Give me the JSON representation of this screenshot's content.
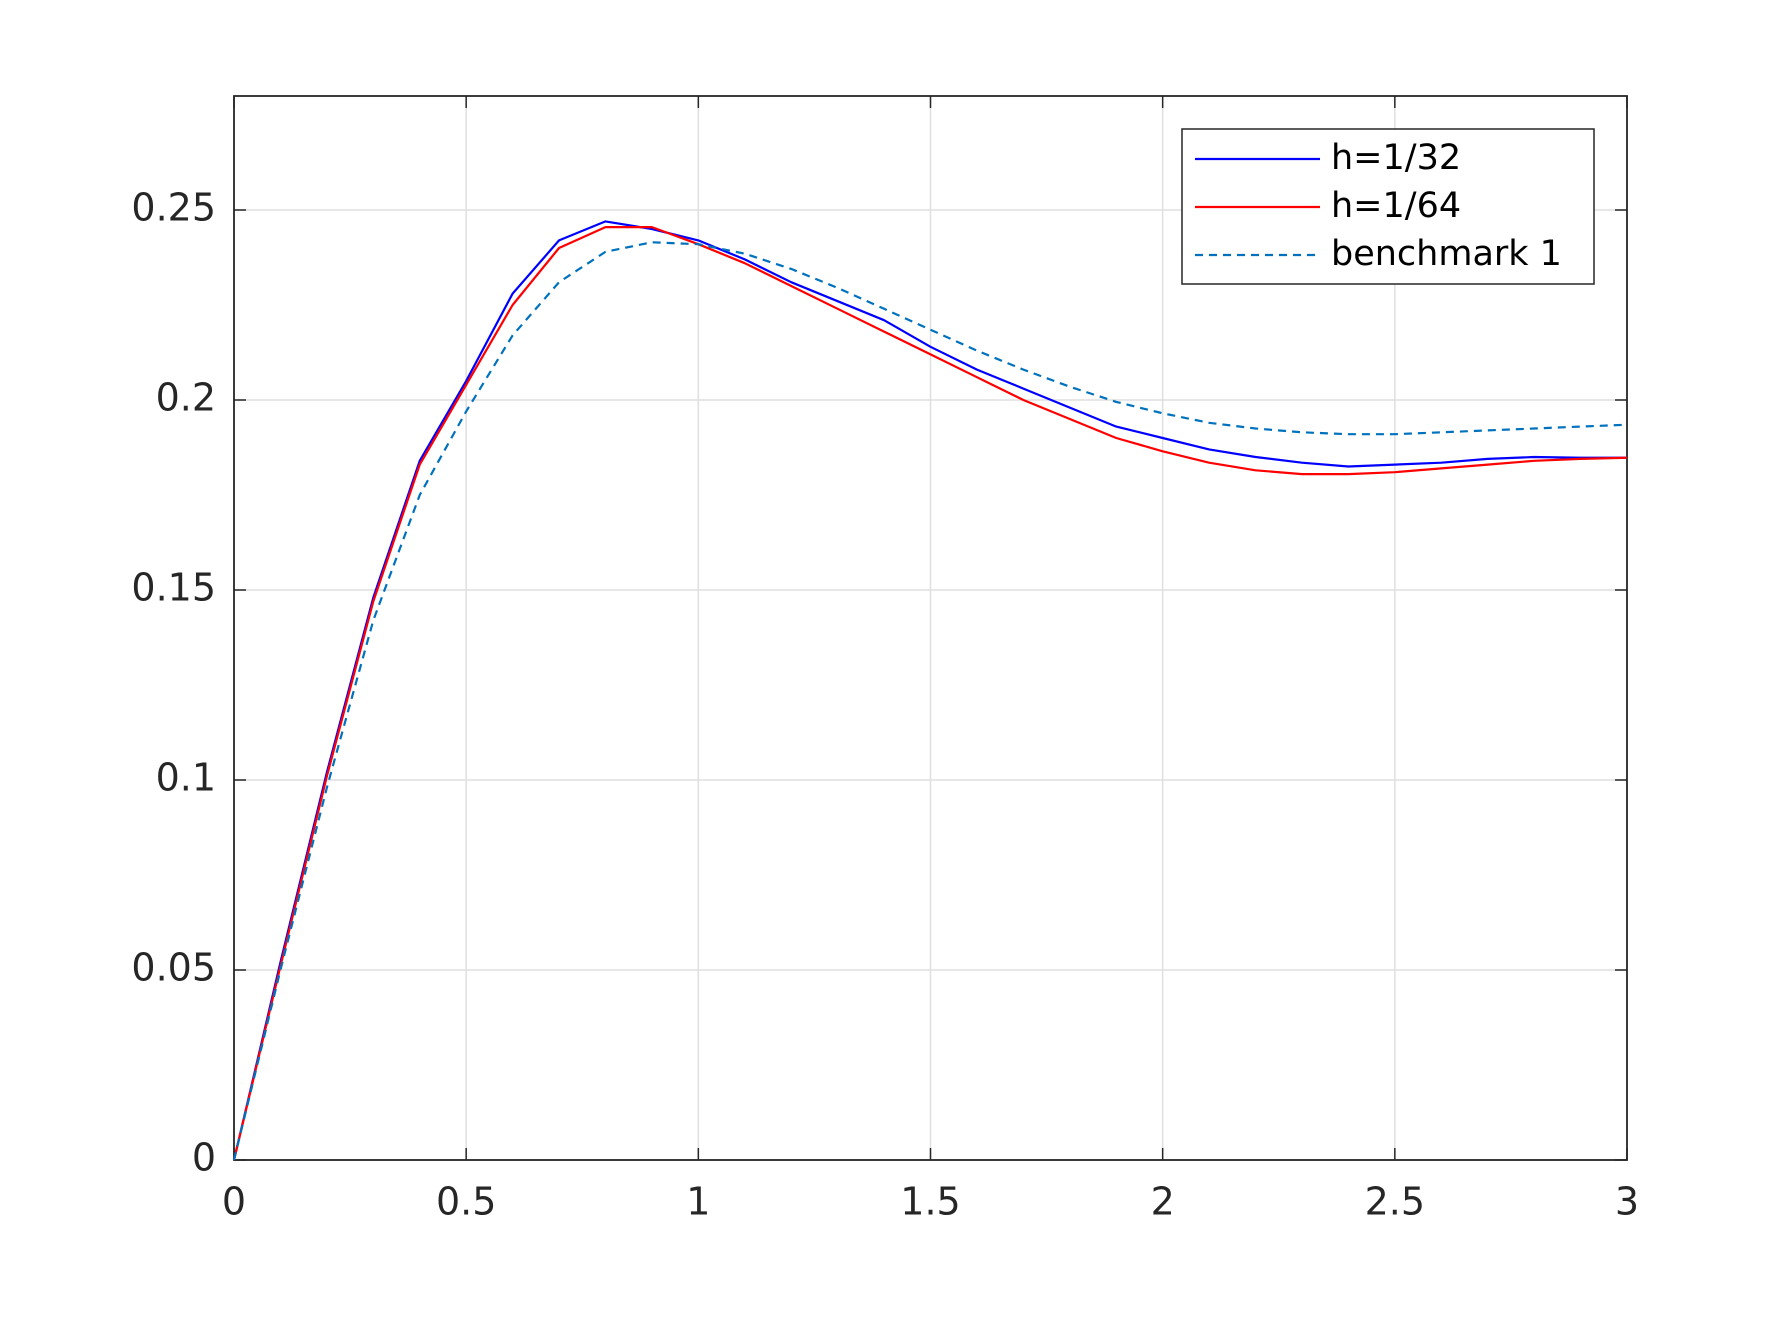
{
  "chart_data": {
    "type": "line",
    "x": [
      0,
      0.1,
      0.2,
      0.3,
      0.4,
      0.5,
      0.6,
      0.7,
      0.8,
      0.9,
      1.0,
      1.1,
      1.2,
      1.3,
      1.4,
      1.5,
      1.6,
      1.7,
      1.8,
      1.9,
      2.0,
      2.1,
      2.2,
      2.3,
      2.4,
      2.5,
      2.6,
      2.7,
      2.8,
      2.9,
      3.0
    ],
    "series": [
      {
        "name": "h=1/32",
        "color": "#0000ff",
        "line_style": "solid",
        "values": [
          0,
          0.052,
          0.102,
          0.148,
          0.184,
          0.205,
          0.228,
          0.242,
          0.247,
          0.245,
          0.242,
          0.237,
          0.231,
          0.226,
          0.221,
          0.214,
          0.208,
          0.203,
          0.198,
          0.193,
          0.19,
          0.187,
          0.185,
          0.1835,
          0.1825,
          0.183,
          0.1835,
          0.1845,
          0.185,
          0.1848,
          0.1848
        ]
      },
      {
        "name": "h=1/64",
        "color": "#ff0000",
        "line_style": "solid",
        "values": [
          0,
          0.051,
          0.101,
          0.147,
          0.183,
          0.204,
          0.225,
          0.24,
          0.2455,
          0.2455,
          0.241,
          0.236,
          0.23,
          0.224,
          0.218,
          0.212,
          0.206,
          0.2,
          0.195,
          0.19,
          0.1865,
          0.1835,
          0.1815,
          0.1805,
          0.1805,
          0.181,
          0.182,
          0.183,
          0.184,
          0.1845,
          0.1848
        ]
      },
      {
        "name": "benchmark 1",
        "color": "#0072bd",
        "line_style": "dashed",
        "values": [
          0,
          0.05,
          0.098,
          0.142,
          0.175,
          0.197,
          0.217,
          0.231,
          0.239,
          0.2415,
          0.241,
          0.2385,
          0.2345,
          0.2295,
          0.224,
          0.2185,
          0.213,
          0.208,
          0.2035,
          0.1995,
          0.1965,
          0.194,
          0.1925,
          0.1915,
          0.191,
          0.191,
          0.1915,
          0.192,
          0.1925,
          0.193,
          0.1935
        ]
      }
    ],
    "xlim": [
      0,
      3
    ],
    "ylim": [
      0,
      0.28
    ],
    "xticks": [
      0,
      0.5,
      1,
      1.5,
      2,
      2.5,
      3
    ],
    "yticks": [
      0,
      0.05,
      0.1,
      0.15,
      0.2,
      0.25
    ],
    "grid": true,
    "legend": "northeast"
  }
}
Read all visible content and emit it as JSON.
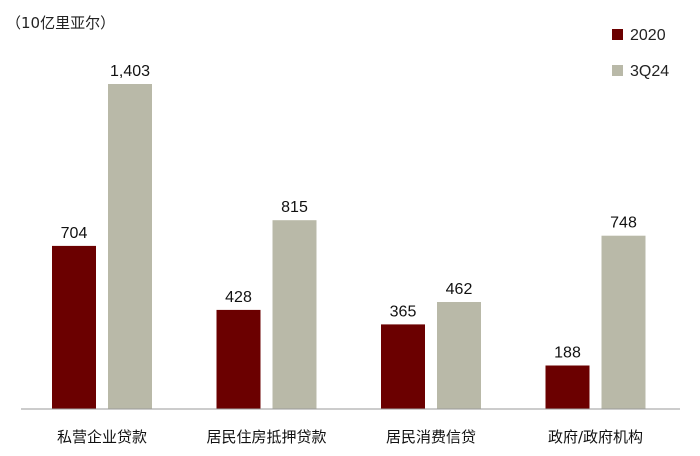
{
  "chart_data": {
    "type": "bar",
    "unit_label": "（10亿里亚尔）",
    "categories": [
      "私营企业贷款",
      "居民住房抵押贷款",
      "居民消费信贷",
      "政府/政府机构"
    ],
    "series": [
      {
        "name": "2020",
        "color": "#6b0000",
        "values": [
          704,
          428,
          365,
          188
        ],
        "labels": [
          "704",
          "428",
          "365",
          "188"
        ]
      },
      {
        "name": "3Q24",
        "color": "#b9b9a8",
        "values": [
          1403,
          815,
          462,
          748
        ],
        "labels": [
          "1,403",
          "815",
          "462",
          "748"
        ]
      }
    ],
    "ylim": [
      0,
      1403
    ],
    "legend_position": "top-right",
    "grid": false
  }
}
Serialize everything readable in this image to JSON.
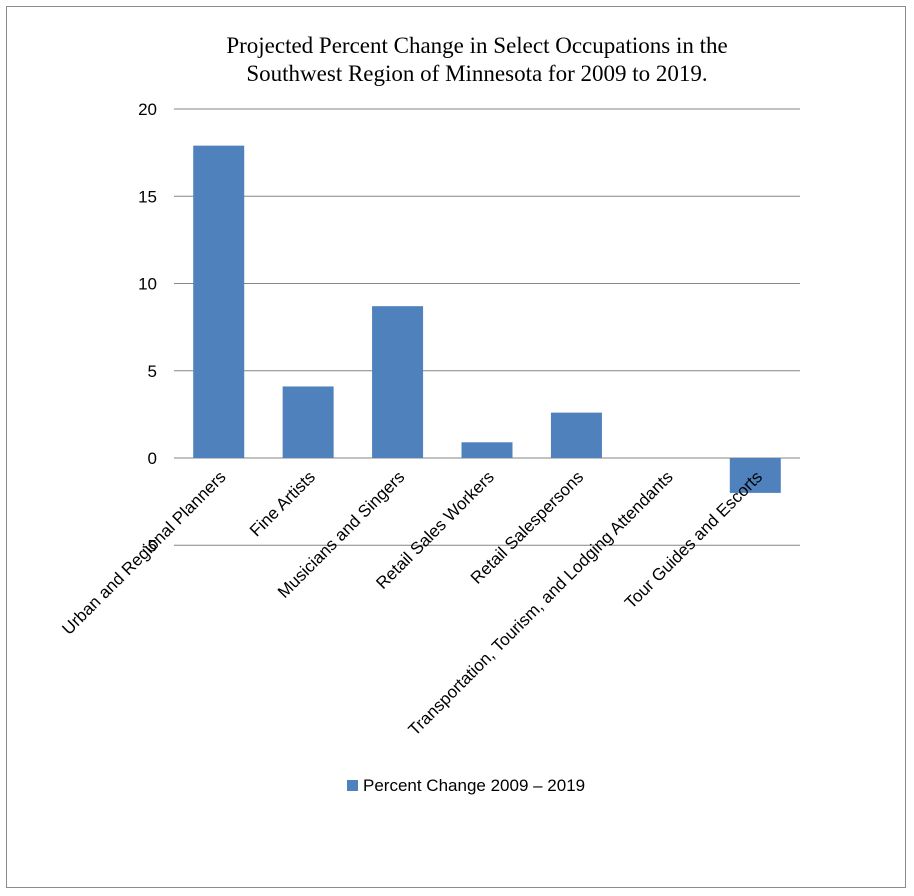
○ ○ ○ ○ ○
Task requirements →
Everything from the line that contains "Read all visible content and emit it as JSON." to the final line of the data is to be duplicated exactly, both ends included, except the pictures.

Result for this task →
Read all visible content and emit it as JSON.
{
  "chart_data": {
    "type": "bar",
    "unit_label": "（10亿里亚尔）",
    "categories": [
      "私营企业贷款",
      "居民住房抵押贷款",
      "居民消费信贷",
      "政府/政府机构"
    ],
    "series": [
      {
        "name": "2020",
        "color": "#6b0000",
        "values": [
          704,
          428,
          365,
          188
        ],
        "labels": [
          "704",
          "428",
          "365",
          "188"
        ]
      },
      {
        "name": "3Q24",
        "color": "#b9b9a8",
        "values": [
          1403,
          815,
          462,
          748
        ],
        "labels": [
          "1,403",
          "815",
          "462",
          "748"
        ]
      }
    ],
    "ylim": [
      0,
      1403
    ],
    "legend_position": "top-right",
    "grid": false
  }
}
Serialize everything readable in this image to JSON.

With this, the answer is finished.